> _Rows from a dataset_:
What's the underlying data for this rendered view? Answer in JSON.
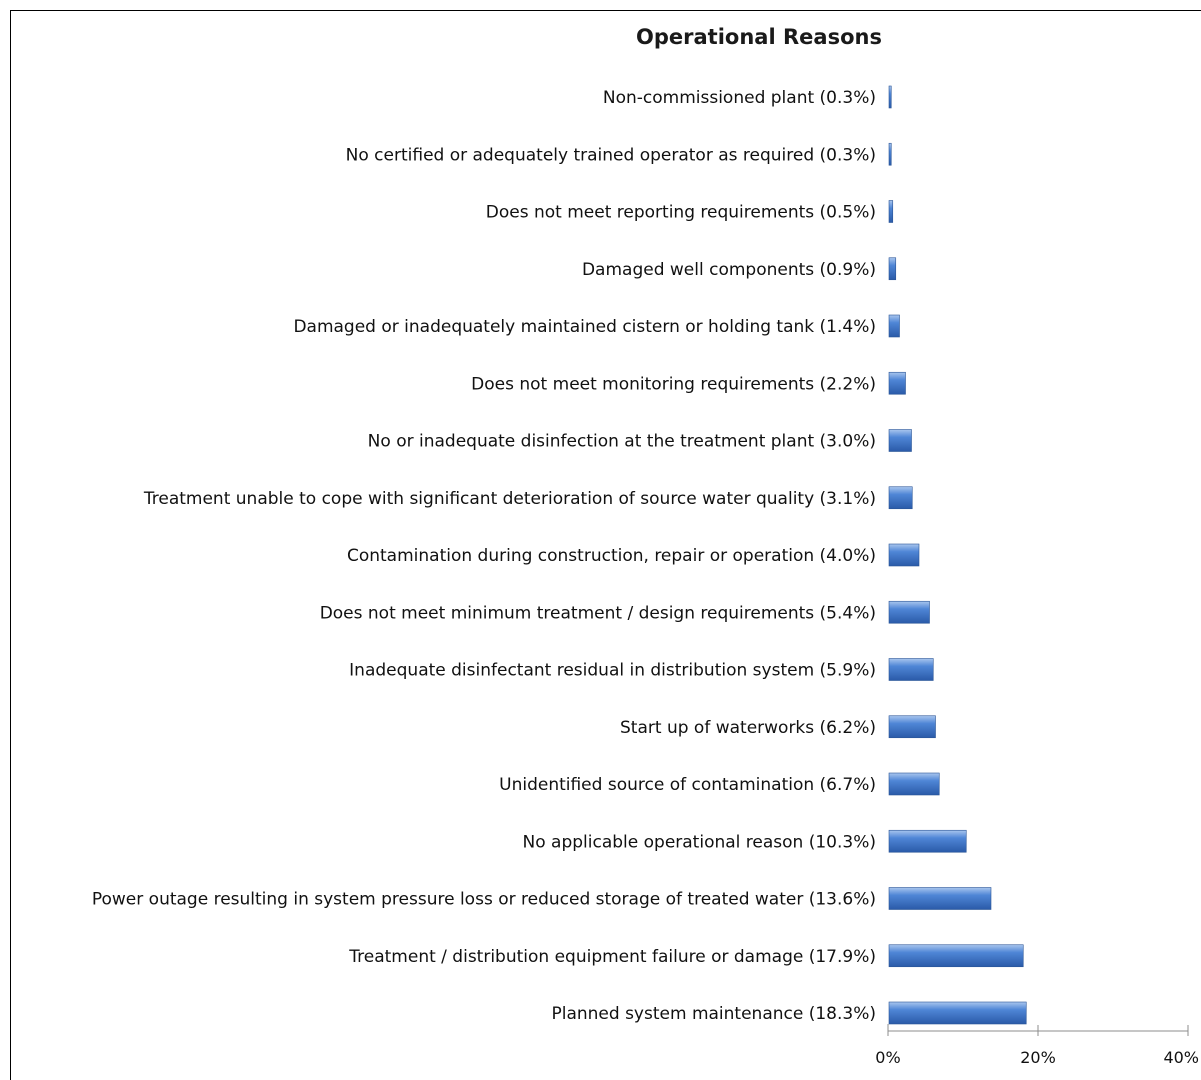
{
  "chart_data": {
    "type": "bar",
    "orientation": "horizontal",
    "title": "Operational Reasons",
    "xlabel": "",
    "ylabel": "",
    "xlim": [
      0,
      40
    ],
    "x_ticks": [
      "0%",
      "20%",
      "40%"
    ],
    "grid": false,
    "legend": "none",
    "bar_color": "#3f74c8",
    "categories": [
      "Non-commissioned plant (0.3%)",
      "No certified or adequately trained operator as required (0.3%)",
      "Does not meet reporting requirements (0.5%)",
      "Damaged well components (0.9%)",
      "Damaged or inadequately maintained cistern or holding tank (1.4%)",
      "Does not meet monitoring requirements (2.2%)",
      "No or inadequate disinfection at the treatment plant (3.0%)",
      "Treatment unable to cope with significant deterioration of source water quality (3.1%)",
      "Contamination during construction, repair or operation (4.0%)",
      "Does not meet minimum treatment / design requirements (5.4%)",
      "Inadequate disinfectant residual in distribution system (5.9%)",
      "Start up of waterworks (6.2%)",
      "Unidentified source of contamination (6.7%)",
      "No applicable operational reason (10.3%)",
      "Power outage resulting in system pressure loss or reduced storage of treated water (13.6%)",
      "Treatment / distribution equipment failure or damage (17.9%)",
      "Planned system maintenance (18.3%)"
    ],
    "values": [
      0.3,
      0.3,
      0.5,
      0.9,
      1.4,
      2.2,
      3.0,
      3.1,
      4.0,
      5.4,
      5.9,
      6.2,
      6.7,
      10.3,
      13.6,
      17.9,
      18.3
    ]
  }
}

> _EXERCISE DESCRIPTION_: Repeat all of the records verbatim, leaving out the pictures.

> _ANSWER TO THIS EXERCISE_:
What's the underlying data for this rendered view? Answer in JSON.
{
  "chart_data": {
    "type": "bar",
    "orientation": "horizontal",
    "title": "Operational Reasons",
    "xlabel": "",
    "ylabel": "",
    "xlim": [
      0,
      40
    ],
    "x_ticks": [
      "0%",
      "20%",
      "40%"
    ],
    "grid": false,
    "legend": "none",
    "bar_color": "#3f74c8",
    "categories": [
      "Non-commissioned plant (0.3%)",
      "No certified or adequately trained operator as required (0.3%)",
      "Does not meet reporting requirements (0.5%)",
      "Damaged well components (0.9%)",
      "Damaged or inadequately maintained cistern or holding tank (1.4%)",
      "Does not meet monitoring requirements (2.2%)",
      "No or inadequate disinfection at the treatment plant (3.0%)",
      "Treatment unable to cope with significant deterioration of source water quality (3.1%)",
      "Contamination during construction, repair or operation (4.0%)",
      "Does not meet minimum treatment / design requirements (5.4%)",
      "Inadequate disinfectant residual in distribution system (5.9%)",
      "Start up of waterworks (6.2%)",
      "Unidentified source of contamination (6.7%)",
      "No applicable operational reason (10.3%)",
      "Power outage resulting in system pressure loss or reduced storage of treated water (13.6%)",
      "Treatment / distribution equipment failure or damage (17.9%)",
      "Planned system maintenance (18.3%)"
    ],
    "values": [
      0.3,
      0.3,
      0.5,
      0.9,
      1.4,
      2.2,
      3.0,
      3.1,
      4.0,
      5.4,
      5.9,
      6.2,
      6.7,
      10.3,
      13.6,
      17.9,
      18.3
    ]
  }
}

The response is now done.